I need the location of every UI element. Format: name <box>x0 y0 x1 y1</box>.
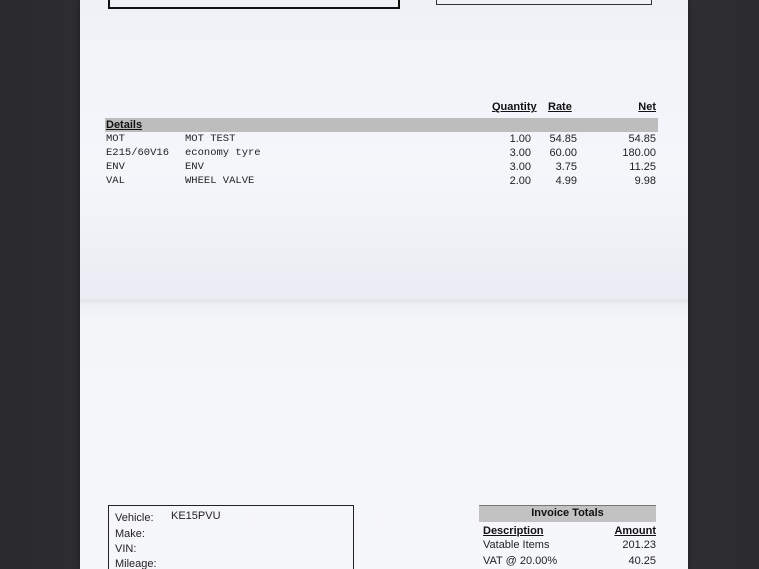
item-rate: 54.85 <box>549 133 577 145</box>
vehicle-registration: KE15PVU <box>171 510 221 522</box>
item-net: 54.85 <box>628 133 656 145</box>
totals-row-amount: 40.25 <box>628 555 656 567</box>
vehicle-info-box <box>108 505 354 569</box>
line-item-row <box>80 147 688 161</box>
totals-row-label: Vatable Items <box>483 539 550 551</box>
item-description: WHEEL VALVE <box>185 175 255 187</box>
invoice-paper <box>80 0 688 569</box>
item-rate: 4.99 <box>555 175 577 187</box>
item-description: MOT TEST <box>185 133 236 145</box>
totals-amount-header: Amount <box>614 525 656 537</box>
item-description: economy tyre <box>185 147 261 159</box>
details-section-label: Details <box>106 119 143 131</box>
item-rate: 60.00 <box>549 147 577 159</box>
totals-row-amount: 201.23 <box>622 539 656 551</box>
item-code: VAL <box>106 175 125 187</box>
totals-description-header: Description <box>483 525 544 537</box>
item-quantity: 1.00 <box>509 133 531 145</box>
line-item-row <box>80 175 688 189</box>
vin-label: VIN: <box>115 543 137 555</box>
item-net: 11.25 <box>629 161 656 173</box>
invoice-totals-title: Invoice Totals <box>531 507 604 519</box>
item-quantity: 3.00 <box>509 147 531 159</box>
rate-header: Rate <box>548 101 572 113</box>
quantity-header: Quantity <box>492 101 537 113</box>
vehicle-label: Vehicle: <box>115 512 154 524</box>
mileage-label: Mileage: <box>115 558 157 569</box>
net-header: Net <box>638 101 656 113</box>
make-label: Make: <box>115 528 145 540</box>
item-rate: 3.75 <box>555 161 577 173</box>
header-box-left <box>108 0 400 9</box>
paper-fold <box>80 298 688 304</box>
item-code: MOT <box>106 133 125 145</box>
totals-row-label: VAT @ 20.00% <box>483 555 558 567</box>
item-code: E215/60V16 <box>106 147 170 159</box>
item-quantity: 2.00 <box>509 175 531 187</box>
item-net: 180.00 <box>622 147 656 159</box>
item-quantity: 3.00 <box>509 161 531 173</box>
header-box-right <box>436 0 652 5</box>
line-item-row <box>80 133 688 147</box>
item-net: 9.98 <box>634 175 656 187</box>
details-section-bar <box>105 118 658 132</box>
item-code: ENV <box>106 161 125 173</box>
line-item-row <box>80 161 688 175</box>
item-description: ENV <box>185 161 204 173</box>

--

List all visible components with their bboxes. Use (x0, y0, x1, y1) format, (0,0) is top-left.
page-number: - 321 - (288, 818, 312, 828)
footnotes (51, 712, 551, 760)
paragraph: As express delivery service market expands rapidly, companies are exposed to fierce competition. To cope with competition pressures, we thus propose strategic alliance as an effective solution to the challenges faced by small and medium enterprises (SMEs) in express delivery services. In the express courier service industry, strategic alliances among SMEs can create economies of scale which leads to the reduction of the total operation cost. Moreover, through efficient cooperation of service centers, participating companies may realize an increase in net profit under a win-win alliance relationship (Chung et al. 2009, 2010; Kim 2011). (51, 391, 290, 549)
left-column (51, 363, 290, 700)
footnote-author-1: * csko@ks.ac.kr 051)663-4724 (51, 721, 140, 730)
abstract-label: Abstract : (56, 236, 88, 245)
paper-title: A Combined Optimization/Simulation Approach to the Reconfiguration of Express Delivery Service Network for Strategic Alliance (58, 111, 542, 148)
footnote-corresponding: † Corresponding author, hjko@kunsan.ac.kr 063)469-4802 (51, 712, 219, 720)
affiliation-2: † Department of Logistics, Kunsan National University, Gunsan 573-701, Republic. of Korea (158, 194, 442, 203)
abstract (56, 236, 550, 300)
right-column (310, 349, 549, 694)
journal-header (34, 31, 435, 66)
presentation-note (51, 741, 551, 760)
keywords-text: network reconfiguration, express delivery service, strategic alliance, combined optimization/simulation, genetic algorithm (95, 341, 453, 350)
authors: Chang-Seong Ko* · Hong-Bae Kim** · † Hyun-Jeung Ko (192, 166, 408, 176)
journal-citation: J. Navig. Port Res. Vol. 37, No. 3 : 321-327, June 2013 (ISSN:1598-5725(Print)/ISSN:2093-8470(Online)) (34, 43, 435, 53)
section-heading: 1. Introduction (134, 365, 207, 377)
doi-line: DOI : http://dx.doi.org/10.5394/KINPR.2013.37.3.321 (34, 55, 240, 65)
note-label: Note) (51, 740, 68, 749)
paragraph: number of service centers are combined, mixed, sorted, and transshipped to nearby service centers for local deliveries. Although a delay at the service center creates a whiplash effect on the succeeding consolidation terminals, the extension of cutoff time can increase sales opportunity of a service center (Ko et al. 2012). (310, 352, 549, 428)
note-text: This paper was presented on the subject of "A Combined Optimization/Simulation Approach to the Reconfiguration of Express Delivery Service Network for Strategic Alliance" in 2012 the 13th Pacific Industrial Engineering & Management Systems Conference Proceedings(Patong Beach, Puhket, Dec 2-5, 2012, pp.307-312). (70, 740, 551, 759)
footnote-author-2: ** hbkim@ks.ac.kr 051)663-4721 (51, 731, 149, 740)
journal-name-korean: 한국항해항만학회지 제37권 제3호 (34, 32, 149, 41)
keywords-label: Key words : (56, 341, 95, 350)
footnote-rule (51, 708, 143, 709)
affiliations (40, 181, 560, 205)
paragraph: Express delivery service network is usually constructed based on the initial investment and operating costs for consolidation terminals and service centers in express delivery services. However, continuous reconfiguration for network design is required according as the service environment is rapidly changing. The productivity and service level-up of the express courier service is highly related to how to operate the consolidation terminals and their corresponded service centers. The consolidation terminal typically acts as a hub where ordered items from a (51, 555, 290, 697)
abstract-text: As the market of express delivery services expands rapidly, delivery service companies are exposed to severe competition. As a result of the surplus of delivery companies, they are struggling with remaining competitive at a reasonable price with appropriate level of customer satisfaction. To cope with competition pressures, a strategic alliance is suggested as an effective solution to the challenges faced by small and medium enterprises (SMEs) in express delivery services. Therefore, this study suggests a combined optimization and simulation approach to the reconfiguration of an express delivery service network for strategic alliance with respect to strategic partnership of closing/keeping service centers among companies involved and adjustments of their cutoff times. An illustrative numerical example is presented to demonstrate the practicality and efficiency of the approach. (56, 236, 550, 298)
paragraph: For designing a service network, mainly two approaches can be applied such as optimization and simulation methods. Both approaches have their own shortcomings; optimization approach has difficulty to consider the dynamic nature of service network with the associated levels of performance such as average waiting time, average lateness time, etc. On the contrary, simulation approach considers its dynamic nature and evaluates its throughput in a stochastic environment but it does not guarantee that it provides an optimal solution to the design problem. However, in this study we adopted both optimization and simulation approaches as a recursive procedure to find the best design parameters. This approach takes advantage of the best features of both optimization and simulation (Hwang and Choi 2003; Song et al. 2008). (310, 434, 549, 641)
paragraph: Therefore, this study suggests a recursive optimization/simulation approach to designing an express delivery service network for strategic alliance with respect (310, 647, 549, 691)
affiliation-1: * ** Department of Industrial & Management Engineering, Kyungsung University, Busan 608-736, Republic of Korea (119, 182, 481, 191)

**REQUIRED WORK:** Reproduce verbatim the lines of the material that open with the line containing "item-rate: 54.85 <box>549 133 577 145</box>" and close with the line containing "item-quantity: 2.00 <box>509", both included.

**OUTPUT:**
item-rate: 54.85 <box>549 133 577 145</box>
vehicle-registration: KE15PVU <box>171 510 221 522</box>
item-net: 54.85 <box>628 133 656 145</box>
totals-row-amount: 40.25 <box>628 555 656 567</box>
vehicle-info-box <box>108 505 354 569</box>
line-item-row <box>80 147 688 161</box>
totals-row-label: Vatable Items <box>483 539 550 551</box>
item-description: WHEEL VALVE <box>185 175 255 187</box>
invoice-paper <box>80 0 688 569</box>
item-rate: 4.99 <box>555 175 577 187</box>
item-description: MOT TEST <box>185 133 236 145</box>
totals-amount-header: Amount <box>614 525 656 537</box>
item-description: economy tyre <box>185 147 261 159</box>
details-section-label: Details <box>106 119 143 131</box>
item-rate: 60.00 <box>549 147 577 159</box>
totals-row-amount: 201.23 <box>622 539 656 551</box>
item-code: VAL <box>106 175 125 187</box>
totals-description-header: Description <box>483 525 544 537</box>
item-quantity: 1.00 <box>509 133 531 145</box>
line-item-row <box>80 175 688 189</box>
vin-label: VIN: <box>115 543 137 555</box>
item-net: 11.25 <box>629 161 656 173</box>
invoice-totals-title: Invoice Totals <box>531 507 604 519</box>
item-quantity: 3.00 <box>509 147 531 159</box>
rate-header: Rate <box>548 101 572 113</box>
quantity-header: Quantity <box>492 101 537 113</box>
vehicle-label: Vehicle: <box>115 512 154 524</box>
mileage-label: Mileage: <box>115 558 157 569</box>
net-header: Net <box>638 101 656 113</box>
make-label: Make: <box>115 528 145 540</box>
item-rate: 3.75 <box>555 161 577 173</box>
header-box-left <box>108 0 400 9</box>
paper-fold <box>80 298 688 304</box>
item-code: MOT <box>106 133 125 145</box>
totals-row-label: VAT @ 20.00% <box>483 555 558 567</box>
item-code: E215/60V16 <box>106 147 170 159</box>
item-quantity: 2.00 <box>509 175 531 187</box>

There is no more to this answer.